[Rows from a figure dataset]
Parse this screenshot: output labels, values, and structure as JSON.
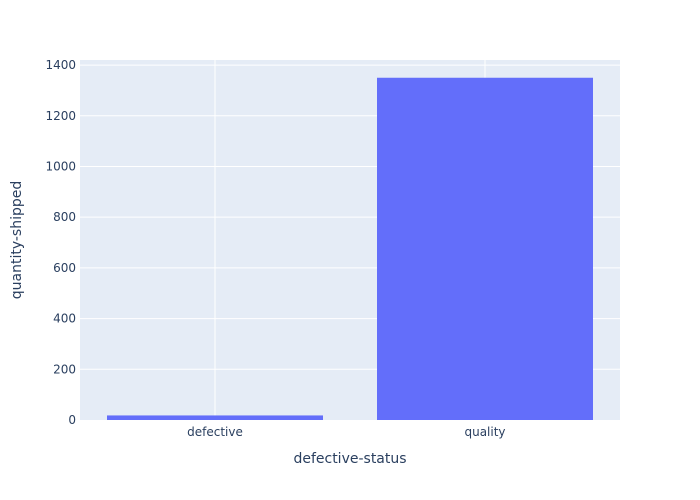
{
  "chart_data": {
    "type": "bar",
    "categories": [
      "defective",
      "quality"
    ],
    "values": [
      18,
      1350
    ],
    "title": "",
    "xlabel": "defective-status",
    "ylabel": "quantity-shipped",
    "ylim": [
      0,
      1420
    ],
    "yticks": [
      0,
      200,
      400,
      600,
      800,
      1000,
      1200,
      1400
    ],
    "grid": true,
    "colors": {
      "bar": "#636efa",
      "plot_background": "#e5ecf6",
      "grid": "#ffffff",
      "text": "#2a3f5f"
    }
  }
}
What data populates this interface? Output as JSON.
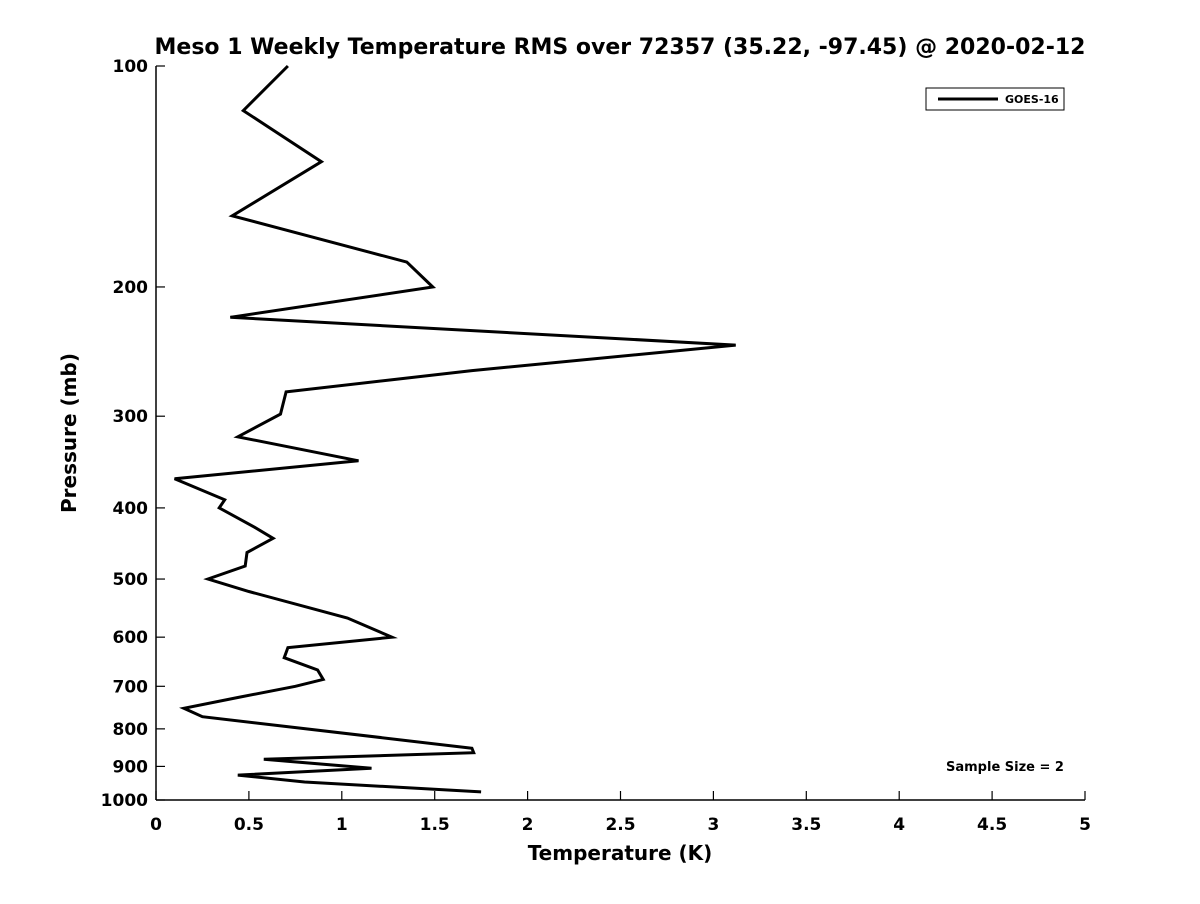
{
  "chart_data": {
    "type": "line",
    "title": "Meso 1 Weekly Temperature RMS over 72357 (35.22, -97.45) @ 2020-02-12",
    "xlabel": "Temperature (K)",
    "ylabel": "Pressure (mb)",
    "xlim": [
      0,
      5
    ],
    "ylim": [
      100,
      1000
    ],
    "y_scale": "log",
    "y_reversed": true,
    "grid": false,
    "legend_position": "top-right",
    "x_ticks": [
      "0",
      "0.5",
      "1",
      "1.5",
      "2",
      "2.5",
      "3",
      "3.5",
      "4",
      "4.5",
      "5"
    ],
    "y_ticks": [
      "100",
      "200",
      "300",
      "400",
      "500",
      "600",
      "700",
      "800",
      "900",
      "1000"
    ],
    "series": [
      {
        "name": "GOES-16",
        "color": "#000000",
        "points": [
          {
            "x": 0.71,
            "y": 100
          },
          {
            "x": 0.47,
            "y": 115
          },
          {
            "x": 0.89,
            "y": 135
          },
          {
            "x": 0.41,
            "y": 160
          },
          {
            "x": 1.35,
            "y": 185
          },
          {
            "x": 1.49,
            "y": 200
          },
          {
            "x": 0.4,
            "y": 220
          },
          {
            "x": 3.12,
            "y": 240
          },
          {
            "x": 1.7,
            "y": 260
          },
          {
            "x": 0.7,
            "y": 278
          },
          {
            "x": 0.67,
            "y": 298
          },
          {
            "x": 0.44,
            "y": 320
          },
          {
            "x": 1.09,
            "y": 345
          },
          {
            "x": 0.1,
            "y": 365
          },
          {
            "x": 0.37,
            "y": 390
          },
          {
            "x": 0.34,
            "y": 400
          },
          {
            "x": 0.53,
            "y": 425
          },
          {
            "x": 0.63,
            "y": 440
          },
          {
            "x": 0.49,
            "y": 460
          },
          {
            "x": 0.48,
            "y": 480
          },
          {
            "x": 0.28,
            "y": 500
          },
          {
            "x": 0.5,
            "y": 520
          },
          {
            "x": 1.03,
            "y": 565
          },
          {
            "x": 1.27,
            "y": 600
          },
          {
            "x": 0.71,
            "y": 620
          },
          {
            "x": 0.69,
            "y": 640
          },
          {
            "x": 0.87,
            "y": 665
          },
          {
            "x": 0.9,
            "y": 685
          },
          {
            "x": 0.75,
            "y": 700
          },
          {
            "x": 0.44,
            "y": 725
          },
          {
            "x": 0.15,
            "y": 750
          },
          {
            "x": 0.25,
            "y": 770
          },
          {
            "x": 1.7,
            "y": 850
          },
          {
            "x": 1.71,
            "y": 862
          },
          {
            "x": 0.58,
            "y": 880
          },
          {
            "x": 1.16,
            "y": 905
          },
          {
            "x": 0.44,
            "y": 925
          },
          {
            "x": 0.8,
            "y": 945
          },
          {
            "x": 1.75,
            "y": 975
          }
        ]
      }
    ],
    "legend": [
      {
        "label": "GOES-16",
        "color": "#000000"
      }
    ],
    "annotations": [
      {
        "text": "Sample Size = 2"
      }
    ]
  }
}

=== Aim ===
Using the listing above, locate the lines that hold "xlabel" and copy each one.

=== Reply ===
    "xlabel": "defective-status",
    "xlabel": "Temperature (K)",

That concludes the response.